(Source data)
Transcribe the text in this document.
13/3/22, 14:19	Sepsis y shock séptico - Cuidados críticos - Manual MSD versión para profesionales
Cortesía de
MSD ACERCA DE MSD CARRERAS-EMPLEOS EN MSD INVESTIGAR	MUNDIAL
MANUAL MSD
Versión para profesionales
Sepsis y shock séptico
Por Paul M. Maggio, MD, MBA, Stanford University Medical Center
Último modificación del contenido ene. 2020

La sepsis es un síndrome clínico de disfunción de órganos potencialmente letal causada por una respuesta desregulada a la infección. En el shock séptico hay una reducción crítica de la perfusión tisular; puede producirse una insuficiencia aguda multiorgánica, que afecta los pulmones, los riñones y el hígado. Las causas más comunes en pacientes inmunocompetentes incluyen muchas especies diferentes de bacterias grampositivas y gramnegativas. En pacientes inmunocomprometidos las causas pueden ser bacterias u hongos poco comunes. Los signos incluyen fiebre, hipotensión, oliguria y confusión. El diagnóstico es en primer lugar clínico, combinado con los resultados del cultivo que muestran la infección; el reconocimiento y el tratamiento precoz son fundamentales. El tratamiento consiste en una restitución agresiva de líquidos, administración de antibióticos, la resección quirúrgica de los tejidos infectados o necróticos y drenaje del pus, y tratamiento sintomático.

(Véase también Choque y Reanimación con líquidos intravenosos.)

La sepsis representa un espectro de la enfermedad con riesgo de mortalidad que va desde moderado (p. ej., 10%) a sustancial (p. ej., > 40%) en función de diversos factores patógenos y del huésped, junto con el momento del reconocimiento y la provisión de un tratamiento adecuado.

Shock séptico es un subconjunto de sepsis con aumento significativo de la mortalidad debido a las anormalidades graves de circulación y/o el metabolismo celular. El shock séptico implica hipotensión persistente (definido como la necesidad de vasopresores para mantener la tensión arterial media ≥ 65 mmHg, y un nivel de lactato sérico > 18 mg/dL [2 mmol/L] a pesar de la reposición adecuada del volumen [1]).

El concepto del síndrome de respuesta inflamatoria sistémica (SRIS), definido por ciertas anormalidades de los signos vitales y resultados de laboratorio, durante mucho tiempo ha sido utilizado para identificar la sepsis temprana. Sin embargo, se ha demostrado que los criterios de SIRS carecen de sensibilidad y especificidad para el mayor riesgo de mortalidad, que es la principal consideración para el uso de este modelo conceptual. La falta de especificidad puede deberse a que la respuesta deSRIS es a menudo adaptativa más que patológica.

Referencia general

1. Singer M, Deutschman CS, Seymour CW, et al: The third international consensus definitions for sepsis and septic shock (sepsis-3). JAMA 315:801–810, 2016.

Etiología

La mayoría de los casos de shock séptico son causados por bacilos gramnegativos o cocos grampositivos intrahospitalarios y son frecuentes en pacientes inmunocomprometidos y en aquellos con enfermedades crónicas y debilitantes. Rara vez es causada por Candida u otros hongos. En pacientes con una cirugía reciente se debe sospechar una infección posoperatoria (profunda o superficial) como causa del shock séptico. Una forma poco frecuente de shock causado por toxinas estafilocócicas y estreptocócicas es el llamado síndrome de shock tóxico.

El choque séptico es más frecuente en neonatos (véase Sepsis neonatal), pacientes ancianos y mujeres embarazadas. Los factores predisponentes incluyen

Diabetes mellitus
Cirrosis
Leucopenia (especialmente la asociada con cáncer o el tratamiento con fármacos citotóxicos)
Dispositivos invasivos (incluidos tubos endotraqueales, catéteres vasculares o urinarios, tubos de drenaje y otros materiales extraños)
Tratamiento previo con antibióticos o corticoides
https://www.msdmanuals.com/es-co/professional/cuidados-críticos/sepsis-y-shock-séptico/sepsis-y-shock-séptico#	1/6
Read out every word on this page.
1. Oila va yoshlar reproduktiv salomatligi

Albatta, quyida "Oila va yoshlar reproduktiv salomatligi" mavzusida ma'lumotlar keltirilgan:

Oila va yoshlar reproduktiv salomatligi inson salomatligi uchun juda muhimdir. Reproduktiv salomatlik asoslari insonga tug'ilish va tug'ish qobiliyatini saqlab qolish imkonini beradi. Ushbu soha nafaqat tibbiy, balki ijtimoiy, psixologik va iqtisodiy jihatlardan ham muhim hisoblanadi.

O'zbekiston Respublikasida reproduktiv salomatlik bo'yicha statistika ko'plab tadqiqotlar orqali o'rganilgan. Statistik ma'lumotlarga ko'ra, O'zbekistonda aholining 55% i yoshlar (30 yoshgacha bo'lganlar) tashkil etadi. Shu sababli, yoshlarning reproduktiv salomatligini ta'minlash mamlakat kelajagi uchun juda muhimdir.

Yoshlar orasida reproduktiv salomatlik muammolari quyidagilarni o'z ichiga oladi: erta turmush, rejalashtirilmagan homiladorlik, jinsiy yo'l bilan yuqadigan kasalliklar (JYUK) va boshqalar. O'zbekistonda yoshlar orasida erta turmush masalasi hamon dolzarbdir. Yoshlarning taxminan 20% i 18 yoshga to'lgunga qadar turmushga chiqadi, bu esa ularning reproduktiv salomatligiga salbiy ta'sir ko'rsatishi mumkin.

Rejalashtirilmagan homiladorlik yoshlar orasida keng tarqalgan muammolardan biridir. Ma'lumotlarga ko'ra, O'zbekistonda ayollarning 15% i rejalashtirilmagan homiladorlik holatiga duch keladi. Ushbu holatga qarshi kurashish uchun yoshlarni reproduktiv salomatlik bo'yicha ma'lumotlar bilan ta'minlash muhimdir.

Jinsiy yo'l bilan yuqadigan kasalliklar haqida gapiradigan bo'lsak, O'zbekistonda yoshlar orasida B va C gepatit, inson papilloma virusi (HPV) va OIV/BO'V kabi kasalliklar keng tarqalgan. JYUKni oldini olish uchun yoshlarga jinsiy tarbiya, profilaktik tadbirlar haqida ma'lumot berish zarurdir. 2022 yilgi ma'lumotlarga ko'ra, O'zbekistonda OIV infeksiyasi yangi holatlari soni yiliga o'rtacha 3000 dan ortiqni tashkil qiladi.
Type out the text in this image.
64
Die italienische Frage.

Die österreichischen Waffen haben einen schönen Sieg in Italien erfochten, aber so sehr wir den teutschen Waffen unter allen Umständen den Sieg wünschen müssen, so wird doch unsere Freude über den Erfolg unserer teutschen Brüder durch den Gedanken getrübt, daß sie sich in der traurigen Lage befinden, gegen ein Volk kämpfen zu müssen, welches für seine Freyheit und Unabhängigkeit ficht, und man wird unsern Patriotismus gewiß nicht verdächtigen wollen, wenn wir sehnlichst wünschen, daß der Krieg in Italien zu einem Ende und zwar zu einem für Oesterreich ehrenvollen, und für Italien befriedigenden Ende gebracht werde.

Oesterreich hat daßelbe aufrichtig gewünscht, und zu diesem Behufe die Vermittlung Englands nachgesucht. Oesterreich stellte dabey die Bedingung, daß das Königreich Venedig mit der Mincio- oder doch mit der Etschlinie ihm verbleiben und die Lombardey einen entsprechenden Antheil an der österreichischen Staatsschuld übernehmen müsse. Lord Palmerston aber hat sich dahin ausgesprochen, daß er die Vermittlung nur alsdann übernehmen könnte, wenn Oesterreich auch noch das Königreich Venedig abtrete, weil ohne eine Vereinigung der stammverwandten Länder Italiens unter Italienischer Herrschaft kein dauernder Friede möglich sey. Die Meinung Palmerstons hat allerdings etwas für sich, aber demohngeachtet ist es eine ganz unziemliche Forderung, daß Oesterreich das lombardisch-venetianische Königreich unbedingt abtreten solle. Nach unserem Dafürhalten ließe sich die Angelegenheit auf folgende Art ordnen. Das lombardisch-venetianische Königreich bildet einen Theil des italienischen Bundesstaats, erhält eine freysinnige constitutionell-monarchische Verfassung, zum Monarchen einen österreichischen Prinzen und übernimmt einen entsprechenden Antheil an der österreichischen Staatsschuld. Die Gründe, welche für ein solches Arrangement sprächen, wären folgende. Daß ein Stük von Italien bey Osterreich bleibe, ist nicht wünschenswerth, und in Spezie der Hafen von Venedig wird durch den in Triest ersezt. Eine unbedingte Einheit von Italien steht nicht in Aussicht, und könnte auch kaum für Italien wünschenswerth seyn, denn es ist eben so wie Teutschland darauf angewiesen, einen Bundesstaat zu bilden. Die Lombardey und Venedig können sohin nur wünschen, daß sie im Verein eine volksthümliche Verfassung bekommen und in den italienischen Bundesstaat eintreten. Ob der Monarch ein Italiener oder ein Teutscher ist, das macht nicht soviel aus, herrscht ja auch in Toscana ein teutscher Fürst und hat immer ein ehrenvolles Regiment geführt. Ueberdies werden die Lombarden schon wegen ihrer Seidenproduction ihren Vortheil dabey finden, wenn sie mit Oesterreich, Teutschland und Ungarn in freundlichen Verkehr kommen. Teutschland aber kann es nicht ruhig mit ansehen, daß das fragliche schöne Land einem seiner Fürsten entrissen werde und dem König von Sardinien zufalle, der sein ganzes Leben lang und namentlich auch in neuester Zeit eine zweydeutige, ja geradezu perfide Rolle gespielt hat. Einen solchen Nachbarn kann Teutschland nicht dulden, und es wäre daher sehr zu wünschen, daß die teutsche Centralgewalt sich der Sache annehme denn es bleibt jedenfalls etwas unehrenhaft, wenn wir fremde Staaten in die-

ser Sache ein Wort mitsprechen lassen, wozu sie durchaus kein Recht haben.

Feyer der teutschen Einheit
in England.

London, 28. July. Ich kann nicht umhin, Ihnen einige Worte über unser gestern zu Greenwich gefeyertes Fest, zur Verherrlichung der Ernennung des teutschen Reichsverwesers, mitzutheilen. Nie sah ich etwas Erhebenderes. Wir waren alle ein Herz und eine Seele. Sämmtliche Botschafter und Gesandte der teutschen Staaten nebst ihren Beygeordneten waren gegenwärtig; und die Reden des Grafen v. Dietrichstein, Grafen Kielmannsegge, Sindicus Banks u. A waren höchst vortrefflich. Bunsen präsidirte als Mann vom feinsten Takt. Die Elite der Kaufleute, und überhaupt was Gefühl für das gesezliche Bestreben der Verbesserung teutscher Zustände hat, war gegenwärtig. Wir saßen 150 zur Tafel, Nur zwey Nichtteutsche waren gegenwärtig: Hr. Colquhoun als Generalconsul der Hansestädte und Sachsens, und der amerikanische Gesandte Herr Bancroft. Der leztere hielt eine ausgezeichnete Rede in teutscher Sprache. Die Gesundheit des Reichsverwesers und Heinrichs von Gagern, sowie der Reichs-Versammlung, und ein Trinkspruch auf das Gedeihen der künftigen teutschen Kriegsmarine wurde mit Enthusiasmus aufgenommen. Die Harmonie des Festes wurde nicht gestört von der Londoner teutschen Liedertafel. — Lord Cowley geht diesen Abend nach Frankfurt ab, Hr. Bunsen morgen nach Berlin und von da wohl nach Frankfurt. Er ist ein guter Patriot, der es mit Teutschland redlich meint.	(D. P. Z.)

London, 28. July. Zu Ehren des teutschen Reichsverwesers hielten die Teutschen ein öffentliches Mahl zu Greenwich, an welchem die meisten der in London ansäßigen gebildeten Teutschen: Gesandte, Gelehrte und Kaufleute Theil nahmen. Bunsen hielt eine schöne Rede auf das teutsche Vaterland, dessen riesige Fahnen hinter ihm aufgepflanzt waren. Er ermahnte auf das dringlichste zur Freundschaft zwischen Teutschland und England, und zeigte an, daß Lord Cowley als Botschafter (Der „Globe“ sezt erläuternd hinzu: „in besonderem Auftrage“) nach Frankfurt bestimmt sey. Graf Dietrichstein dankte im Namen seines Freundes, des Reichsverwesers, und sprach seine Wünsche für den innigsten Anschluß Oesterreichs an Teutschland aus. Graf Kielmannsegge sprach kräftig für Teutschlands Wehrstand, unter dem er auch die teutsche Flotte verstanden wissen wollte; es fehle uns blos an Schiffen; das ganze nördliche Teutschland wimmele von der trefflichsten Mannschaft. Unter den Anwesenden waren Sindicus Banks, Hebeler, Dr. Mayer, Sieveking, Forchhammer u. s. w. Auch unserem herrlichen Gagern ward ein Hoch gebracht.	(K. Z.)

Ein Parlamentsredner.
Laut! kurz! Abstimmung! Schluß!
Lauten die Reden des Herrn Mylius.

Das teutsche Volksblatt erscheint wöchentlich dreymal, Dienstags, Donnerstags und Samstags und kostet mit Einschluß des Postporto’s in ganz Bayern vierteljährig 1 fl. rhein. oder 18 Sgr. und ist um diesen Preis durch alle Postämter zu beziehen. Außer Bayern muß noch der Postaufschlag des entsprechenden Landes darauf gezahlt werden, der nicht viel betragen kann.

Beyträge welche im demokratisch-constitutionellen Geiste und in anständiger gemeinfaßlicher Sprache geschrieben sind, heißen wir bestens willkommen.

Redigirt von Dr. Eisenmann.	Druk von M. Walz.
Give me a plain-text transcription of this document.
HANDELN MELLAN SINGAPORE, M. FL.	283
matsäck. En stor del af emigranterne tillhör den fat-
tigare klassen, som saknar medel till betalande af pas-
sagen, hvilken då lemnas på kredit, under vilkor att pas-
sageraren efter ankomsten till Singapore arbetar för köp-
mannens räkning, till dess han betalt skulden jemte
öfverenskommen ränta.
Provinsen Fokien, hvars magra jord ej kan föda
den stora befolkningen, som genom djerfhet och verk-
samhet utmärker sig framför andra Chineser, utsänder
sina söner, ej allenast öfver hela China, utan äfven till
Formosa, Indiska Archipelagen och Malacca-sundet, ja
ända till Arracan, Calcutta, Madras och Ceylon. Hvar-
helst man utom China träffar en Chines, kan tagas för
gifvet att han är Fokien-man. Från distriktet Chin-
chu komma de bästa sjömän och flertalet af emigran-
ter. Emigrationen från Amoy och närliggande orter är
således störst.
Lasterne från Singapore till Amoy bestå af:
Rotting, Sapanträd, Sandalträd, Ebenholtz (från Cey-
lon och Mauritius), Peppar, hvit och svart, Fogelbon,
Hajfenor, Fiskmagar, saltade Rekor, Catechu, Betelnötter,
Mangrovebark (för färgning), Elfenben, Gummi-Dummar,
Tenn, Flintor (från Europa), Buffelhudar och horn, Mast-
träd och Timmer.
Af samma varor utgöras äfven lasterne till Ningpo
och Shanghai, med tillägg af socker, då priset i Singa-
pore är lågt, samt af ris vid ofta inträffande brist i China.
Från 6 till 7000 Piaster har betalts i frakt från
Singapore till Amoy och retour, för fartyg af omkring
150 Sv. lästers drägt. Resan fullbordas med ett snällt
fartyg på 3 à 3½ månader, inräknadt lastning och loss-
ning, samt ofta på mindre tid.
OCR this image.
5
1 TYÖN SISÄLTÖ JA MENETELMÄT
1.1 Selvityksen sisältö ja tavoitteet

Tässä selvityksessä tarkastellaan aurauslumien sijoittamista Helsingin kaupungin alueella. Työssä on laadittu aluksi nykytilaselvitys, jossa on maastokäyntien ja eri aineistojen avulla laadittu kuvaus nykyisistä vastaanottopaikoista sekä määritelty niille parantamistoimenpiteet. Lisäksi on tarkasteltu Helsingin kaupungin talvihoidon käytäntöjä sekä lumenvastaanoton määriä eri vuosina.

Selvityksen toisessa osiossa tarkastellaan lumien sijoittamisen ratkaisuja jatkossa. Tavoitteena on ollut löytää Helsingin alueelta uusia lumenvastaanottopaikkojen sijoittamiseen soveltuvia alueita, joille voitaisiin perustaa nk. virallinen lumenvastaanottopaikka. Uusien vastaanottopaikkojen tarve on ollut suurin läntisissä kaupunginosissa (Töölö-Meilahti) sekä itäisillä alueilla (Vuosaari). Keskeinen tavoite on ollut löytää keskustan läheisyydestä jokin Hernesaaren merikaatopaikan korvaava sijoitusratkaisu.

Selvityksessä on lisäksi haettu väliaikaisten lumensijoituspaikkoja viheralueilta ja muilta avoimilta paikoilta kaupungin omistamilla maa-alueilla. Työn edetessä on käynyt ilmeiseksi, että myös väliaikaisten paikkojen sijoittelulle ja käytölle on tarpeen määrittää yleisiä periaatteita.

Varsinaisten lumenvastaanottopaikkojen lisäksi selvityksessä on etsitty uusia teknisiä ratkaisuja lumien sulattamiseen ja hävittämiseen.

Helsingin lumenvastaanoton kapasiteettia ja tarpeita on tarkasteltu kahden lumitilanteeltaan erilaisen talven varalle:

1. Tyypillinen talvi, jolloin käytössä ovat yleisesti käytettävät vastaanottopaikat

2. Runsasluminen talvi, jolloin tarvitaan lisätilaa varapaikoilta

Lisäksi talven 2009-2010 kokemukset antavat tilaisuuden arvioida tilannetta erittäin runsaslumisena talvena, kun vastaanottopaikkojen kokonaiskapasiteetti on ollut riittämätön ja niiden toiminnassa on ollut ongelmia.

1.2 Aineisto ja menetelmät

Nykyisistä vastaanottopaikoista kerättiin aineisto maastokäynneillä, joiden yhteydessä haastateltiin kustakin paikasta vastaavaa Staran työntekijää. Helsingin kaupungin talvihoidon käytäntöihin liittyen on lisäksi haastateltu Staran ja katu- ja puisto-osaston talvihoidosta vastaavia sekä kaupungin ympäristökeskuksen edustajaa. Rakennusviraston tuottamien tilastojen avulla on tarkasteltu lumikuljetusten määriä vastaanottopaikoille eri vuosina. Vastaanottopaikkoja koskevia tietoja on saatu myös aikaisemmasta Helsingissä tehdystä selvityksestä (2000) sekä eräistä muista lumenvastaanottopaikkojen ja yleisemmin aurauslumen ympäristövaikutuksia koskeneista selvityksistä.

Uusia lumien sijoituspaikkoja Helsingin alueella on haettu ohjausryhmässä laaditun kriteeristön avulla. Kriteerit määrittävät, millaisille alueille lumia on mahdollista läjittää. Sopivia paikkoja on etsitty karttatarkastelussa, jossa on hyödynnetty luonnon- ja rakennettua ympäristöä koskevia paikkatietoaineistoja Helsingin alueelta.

■ What you need to do
For the word "Fokien", find every line in the data that holds it and copy that line.

■ Result
Provinsen Fokien, hvars magra jord ej kan föda
gifvet att han är Fokien-man. Från distriktet Chin-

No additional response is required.